### The problem
Return the whole listing exactly as it stands.

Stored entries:
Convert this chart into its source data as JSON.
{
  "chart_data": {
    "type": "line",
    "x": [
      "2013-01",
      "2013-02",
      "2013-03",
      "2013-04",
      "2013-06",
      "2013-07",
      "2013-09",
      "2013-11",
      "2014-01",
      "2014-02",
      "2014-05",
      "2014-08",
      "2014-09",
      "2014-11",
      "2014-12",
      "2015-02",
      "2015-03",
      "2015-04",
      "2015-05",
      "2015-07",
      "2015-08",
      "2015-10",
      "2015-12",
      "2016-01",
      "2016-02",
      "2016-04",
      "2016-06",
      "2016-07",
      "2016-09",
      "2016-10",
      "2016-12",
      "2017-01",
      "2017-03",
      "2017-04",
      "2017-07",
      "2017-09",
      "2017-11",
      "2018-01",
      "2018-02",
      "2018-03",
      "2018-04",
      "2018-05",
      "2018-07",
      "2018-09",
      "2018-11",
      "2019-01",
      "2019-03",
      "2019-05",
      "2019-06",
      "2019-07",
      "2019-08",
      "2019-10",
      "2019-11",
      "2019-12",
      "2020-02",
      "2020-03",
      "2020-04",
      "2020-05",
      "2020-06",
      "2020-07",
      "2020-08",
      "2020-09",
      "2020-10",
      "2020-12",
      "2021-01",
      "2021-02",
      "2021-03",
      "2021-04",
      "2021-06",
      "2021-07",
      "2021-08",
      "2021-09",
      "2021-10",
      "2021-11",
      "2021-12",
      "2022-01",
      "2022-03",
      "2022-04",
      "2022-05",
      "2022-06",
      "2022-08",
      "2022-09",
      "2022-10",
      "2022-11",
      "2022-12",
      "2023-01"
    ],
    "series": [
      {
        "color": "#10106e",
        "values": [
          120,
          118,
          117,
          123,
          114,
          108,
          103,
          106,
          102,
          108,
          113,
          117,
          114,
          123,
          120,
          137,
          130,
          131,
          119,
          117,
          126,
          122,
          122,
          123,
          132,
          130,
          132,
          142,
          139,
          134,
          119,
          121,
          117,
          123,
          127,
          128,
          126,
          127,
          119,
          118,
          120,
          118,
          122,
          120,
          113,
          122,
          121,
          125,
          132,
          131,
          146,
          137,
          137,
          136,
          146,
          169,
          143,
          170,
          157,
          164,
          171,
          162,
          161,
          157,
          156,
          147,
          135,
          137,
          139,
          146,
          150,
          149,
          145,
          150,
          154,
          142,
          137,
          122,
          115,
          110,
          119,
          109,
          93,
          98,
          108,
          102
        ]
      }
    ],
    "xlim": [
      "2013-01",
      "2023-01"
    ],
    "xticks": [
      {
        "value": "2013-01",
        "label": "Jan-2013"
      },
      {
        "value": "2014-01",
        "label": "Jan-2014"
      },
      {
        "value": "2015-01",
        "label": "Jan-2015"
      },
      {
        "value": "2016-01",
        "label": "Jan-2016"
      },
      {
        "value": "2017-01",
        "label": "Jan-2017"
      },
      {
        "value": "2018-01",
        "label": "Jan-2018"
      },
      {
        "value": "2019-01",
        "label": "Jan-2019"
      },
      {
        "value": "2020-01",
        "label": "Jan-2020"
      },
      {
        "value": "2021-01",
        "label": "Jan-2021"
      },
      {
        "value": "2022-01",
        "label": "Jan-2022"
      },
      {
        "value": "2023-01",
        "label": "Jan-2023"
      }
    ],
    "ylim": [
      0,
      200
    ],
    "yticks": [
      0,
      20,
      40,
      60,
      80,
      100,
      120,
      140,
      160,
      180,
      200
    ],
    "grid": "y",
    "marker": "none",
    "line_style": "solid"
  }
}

### Output of the exercise
Convert this chart into its source data as JSON.
{
  "chart_data": {
    "type": "line",
    "x": [
      "2013-01",
      "2013-02",
      "2013-03",
      "2013-04",
      "2013-06",
      "2013-07",
      "2013-09",
      "2013-11",
      "2014-01",
      "2014-02",
      "2014-05",
      "2014-08",
      "2014-09",
      "2014-11",
      "2014-12",
      "2015-02",
      "2015-03",
      "2015-04",
      "2015-05",
      "2015-07",
      "2015-08",
      "2015-10",
      "2015-12",
      "2016-01",
      "2016-02",
      "2016-04",
      "2016-06",
      "2016-07",
      "2016-09",
      "2016-10",
      "2016-12",
      "2017-01",
      "2017-03",
      "2017-04",
      "2017-07",
      "2017-09",
      "2017-11",
      "2018-01",
      "2018-02",
      "2018-03",
      "2018-04",
      "2018-05",
      "2018-07",
      "2018-09",
      "2018-11",
      "2019-01",
      "2019-03",
      "2019-05",
      "2019-06",
      "2019-07",
      "2019-08",
      "2019-10",
      "2019-11",
      "2019-12",
      "2020-02",
      "2020-03",
      "2020-04",
      "2020-05",
      "2020-06",
      "2020-07",
      "2020-08",
      "2020-09",
      "2020-10",
      "2020-12",
      "2021-01",
      "2021-02",
      "2021-03",
      "2021-04",
      "2021-06",
      "2021-07",
      "2021-08",
      "2021-09",
      "2021-10",
      "2021-11",
      "2021-12",
      "2022-01",
      "2022-03",
      "2022-04",
      "2022-05",
      "2022-06",
      "2022-08",
      "2022-09",
      "2022-10",
      "2022-11",
      "2022-12",
      "2023-01"
    ],
    "series": [
      {
        "color": "#10106e",
        "values": [
          120,
          118,
          117,
          123,
          114,
          108,
          103,
          106,
          102,
          108,
          113,
          117,
          114,
          123,
          120,
          137,
          130,
          131,
          119,
          117,
          126,
          122,
          122,
          123,
          132,
          130,
          132,
          142,
          139,
          134,
          119,
          121,
          117,
          123,
          127,
          128,
          126,
          127,
          119,
          118,
          120,
          118,
          122,
          120,
          113,
          122,
          121,
          125,
          132,
          131,
          146,
          137,
          137,
          136,
          146,
          169,
          143,
          170,
          157,
          164,
          171,
          162,
          161,
          157,
          156,
          147,
          135,
          137,
          139,
          146,
          150,
          149,
          145,
          150,
          154,
          142,
          137,
          122,
          115,
          110,
          119,
          109,
          93,
          98,
          108,
          102
        ]
      }
    ],
    "xlim": [
      "2013-01",
      "2023-01"
    ],
    "xticks": [
      {
        "value": "2013-01",
        "label": "Jan-2013"
      },
      {
        "value": "2014-01",
        "label": "Jan-2014"
      },
      {
        "value": "2015-01",
        "label": "Jan-2015"
      },
      {
        "value": "2016-01",
        "label": "Jan-2016"
      },
      {
        "value": "2017-01",
        "label": "Jan-2017"
      },
      {
        "value": "2018-01",
        "label": "Jan-2018"
      },
      {
        "value": "2019-01",
        "label": "Jan-2019"
      },
      {
        "value": "2020-01",
        "label": "Jan-2020"
      },
      {
        "value": "2021-01",
        "label": "Jan-2021"
      },
      {
        "value": "2022-01",
        "label": "Jan-2022"
      },
      {
        "value": "2023-01",
        "label": "Jan-2023"
      }
    ],
    "ylim": [
      0,
      200
    ],
    "yticks": [
      0,
      20,
      40,
      60,
      80,
      100,
      120,
      140,
      160,
      180,
      200
    ],
    "grid": "y",
    "marker": "none",
    "line_style": "solid"
  }
}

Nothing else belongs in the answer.